Goal
Transcribe the records that follow in their entirety, omitting any pictures.

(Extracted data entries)
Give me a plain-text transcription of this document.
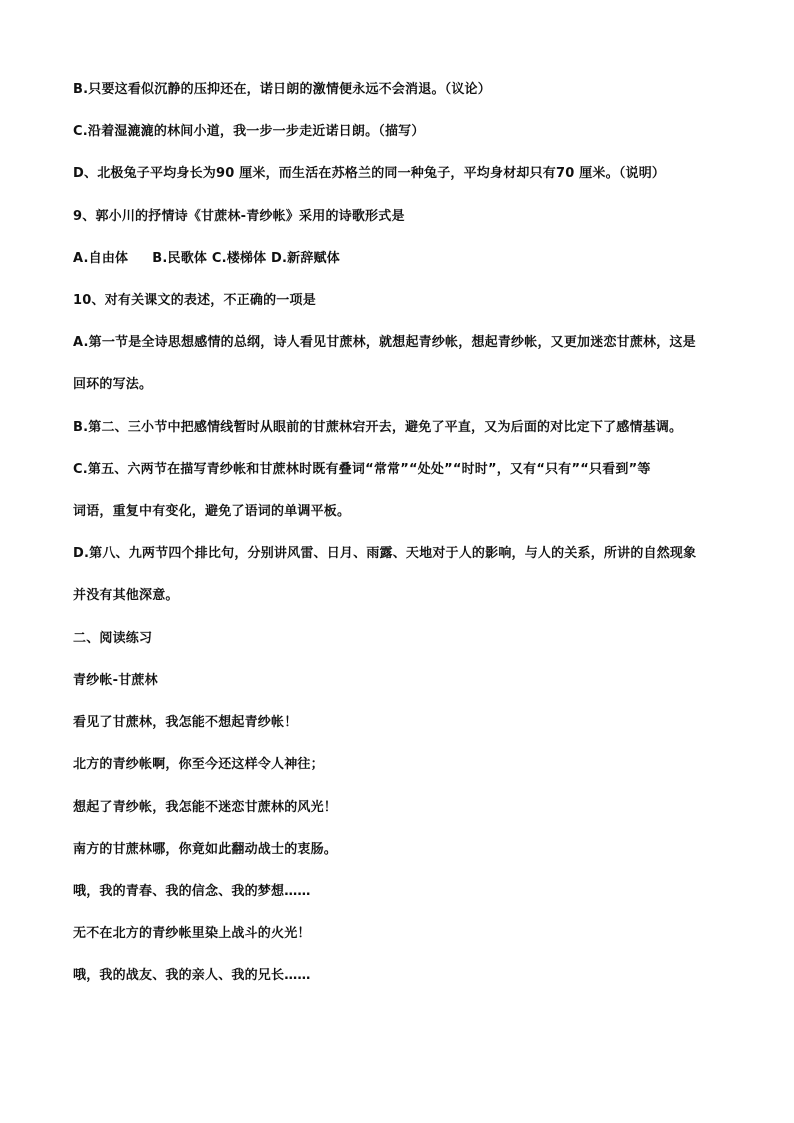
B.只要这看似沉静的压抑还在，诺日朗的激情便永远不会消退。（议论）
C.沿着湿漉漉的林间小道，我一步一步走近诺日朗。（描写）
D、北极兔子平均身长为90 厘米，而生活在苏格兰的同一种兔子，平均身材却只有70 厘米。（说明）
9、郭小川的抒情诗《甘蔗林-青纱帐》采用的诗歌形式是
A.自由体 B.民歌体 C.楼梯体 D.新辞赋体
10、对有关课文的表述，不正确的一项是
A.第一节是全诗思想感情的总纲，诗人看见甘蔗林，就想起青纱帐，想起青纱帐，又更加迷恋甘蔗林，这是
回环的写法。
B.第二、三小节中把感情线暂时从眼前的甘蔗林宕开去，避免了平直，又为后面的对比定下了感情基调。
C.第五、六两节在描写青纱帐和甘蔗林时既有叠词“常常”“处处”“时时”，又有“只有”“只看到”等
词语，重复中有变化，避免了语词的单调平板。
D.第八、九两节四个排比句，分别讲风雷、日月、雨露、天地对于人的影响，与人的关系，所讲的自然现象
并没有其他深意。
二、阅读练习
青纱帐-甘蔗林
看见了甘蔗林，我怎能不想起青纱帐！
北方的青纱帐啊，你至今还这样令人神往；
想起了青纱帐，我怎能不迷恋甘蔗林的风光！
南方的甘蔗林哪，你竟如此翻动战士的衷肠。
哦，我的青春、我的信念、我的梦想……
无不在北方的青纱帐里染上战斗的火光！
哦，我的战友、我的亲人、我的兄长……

Answer to this exercise
Give me a plain-text transcription of this document.
B.只要这看似沉静的压抑还在，诺日朗的激情便永远不会消退。（议论）
C.沿着湿漉漉的林间小道，我一步一步走近诺日朗。（描写）
D、北极兔子平均身长为90 厘米，而生活在苏格兰的同一种兔子，平均身材却只有70 厘米。（说明）
9、郭小川的抒情诗《甘蔗林-青纱帐》采用的诗歌形式是
A.自由体 B.民歌体 C.楼梯体 D.新辞赋体
10、对有关课文的表述，不正确的一项是
A.第一节是全诗思想感情的总纲，诗人看见甘蔗林，就想起青纱帐，想起青纱帐，又更加迷恋甘蔗林，这是
回环的写法。
B.第二、三小节中把感情线暂时从眼前的甘蔗林宕开去，避免了平直，又为后面的对比定下了感情基调。
C.第五、六两节在描写青纱帐和甘蔗林时既有叠词“常常”“处处”“时时”，又有“只有”“只看到”等
词语，重复中有变化，避免了语词的单调平板。
D.第八、九两节四个排比句，分别讲风雷、日月、雨露、天地对于人的影响，与人的关系，所讲的自然现象
并没有其他深意。
二、阅读练习
青纱帐-甘蔗林
看见了甘蔗林，我怎能不想起青纱帐！
北方的青纱帐啊，你至今还这样令人神往；
想起了青纱帐，我怎能不迷恋甘蔗林的风光！
南方的甘蔗林哪，你竟如此翻动战士的衷肠。
哦，我的青春、我的信念、我的梦想……
无不在北方的青纱帐里染上战斗的火光！
哦，我的战友、我的亲人、我的兄长……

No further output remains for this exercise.